• **Records for the exercise**:
++++

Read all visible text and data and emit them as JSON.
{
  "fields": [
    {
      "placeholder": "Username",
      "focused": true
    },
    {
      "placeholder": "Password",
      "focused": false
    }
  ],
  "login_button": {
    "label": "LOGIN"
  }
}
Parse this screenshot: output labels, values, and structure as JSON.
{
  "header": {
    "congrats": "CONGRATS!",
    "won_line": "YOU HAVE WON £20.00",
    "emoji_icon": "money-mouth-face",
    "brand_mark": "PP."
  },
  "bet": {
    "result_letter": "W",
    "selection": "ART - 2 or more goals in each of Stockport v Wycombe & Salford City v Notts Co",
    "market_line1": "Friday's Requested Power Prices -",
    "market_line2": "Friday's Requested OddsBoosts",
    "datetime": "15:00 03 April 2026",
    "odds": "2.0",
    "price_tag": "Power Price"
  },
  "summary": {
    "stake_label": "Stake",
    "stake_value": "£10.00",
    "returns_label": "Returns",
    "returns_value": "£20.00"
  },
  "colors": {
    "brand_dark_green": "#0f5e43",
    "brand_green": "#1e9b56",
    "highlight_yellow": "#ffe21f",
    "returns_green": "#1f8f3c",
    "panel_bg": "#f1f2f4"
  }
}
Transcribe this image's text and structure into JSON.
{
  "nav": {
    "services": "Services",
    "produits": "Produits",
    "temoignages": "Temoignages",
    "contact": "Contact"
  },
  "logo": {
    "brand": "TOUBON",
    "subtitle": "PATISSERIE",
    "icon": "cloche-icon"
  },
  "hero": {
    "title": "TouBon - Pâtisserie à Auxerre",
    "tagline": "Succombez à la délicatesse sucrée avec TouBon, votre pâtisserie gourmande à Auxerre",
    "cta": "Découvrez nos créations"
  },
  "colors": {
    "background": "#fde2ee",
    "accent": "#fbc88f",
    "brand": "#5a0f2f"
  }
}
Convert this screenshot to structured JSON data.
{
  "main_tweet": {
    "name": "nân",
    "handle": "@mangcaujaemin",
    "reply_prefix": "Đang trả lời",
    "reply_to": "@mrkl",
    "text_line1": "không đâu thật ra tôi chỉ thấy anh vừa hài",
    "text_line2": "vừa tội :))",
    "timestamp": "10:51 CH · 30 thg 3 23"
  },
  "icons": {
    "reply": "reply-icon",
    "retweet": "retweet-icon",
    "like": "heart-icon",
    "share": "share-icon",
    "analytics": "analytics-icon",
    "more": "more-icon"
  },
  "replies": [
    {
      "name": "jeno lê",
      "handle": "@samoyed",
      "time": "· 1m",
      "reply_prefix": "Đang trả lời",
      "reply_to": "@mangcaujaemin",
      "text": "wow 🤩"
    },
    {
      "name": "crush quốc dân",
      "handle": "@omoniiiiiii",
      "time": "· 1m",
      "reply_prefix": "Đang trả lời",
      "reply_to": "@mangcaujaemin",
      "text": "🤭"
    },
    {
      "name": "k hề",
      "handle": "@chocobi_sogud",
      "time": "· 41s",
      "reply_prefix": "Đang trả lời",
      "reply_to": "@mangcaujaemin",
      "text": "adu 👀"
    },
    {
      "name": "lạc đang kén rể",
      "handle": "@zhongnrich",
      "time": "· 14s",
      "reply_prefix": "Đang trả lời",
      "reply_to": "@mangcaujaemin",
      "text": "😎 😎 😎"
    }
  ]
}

++++

• **Requirements**: Each line of the material above must be retyped precisely.

• **Exercise answer**:
Read all visible text and data and emit them as JSON.
{
  "fields": [
    {
      "placeholder": "Username",
      "focused": true
    },
    {
      "placeholder": "Password",
      "focused": false
    }
  ],
  "login_button": {
    "label": "LOGIN"
  }
}
Parse this screenshot: output labels, values, and structure as JSON.
{
  "header": {
    "congrats": "CONGRATS!",
    "won_line": "YOU HAVE WON £20.00",
    "emoji_icon": "money-mouth-face",
    "brand_mark": "PP."
  },
  "bet": {
    "result_letter": "W",
    "selection": "ART - 2 or more goals in each of Stockport v Wycombe & Salford City v Notts Co",
    "market_line1": "Friday's Requested Power Prices -",
    "market_line2": "Friday's Requested OddsBoosts",
    "datetime": "15:00 03 April 2026",
    "odds": "2.0",
    "price_tag": "Power Price"
  },
  "summary": {
    "stake_label": "Stake",
    "stake_value": "£10.00",
    "returns_label": "Returns",
    "returns_value": "£20.00"
  },
  "colors": {
    "brand_dark_green": "#0f5e43",
    "brand_green": "#1e9b56",
    "highlight_yellow": "#ffe21f",
    "returns_green": "#1f8f3c",
    "panel_bg": "#f1f2f4"
  }
}
Transcribe this image's text and structure into JSON.
{
  "nav": {
    "services": "Services",
    "produits": "Produits",
    "temoignages": "Temoignages",
    "contact": "Contact"
  },
  "logo": {
    "brand": "TOUBON",
    "subtitle": "PATISSERIE",
    "icon": "cloche-icon"
  },
  "hero": {
    "title": "TouBon - Pâtisserie à Auxerre",
    "tagline": "Succombez à la délicatesse sucrée avec TouBon, votre pâtisserie gourmande à Auxerre",
    "cta": "Découvrez nos créations"
  },
  "colors": {
    "background": "#fde2ee",
    "accent": "#fbc88f",
    "brand": "#5a0f2f"
  }
}
Convert this screenshot to structured JSON data.
{
  "main_tweet": {
    "name": "nân",
    "handle": "@mangcaujaemin",
    "reply_prefix": "Đang trả lời",
    "reply_to": "@mrkl",
    "text_line1": "không đâu thật ra tôi chỉ thấy anh vừa hài",
    "text_line2": "vừa tội :))",
    "timestamp": "10:51 CH · 30 thg 3 23"
  },
  "icons": {
    "reply": "reply-icon",
    "retweet": "retweet-icon",
    "like": "heart-icon",
    "share": "share-icon",
    "analytics": "analytics-icon",
    "more": "more-icon"
  },
  "replies": [
    {
      "name": "jeno lê",
      "handle": "@samoyed",
      "time": "· 1m",
      "reply_prefix": "Đang trả lời",
      "reply_to": "@mangcaujaemin",
      "text": "wow 🤩"
    },
    {
      "name": "crush quốc dân",
      "handle": "@omoniiiiiii",
      "time": "· 1m",
      "reply_prefix": "Đang trả lời",
      "reply_to": "@mangcaujaemin",
      "text": "🤭"
    },
    {
      "name": "k hề",
      "handle": "@chocobi_sogud",
      "time": "· 41s",
      "reply_prefix": "Đang trả lời",
      "reply_to": "@mangcaujaemin",
      "text": "adu 👀"
    },
    {
      "name": "lạc đang kén rể",
      "handle": "@zhongnrich",
      "time": "· 14s",
      "reply_prefix": "Đang trả lời",
      "reply_to": "@mangcaujaemin",
      "text": "😎 😎 😎"
    }
  ]
}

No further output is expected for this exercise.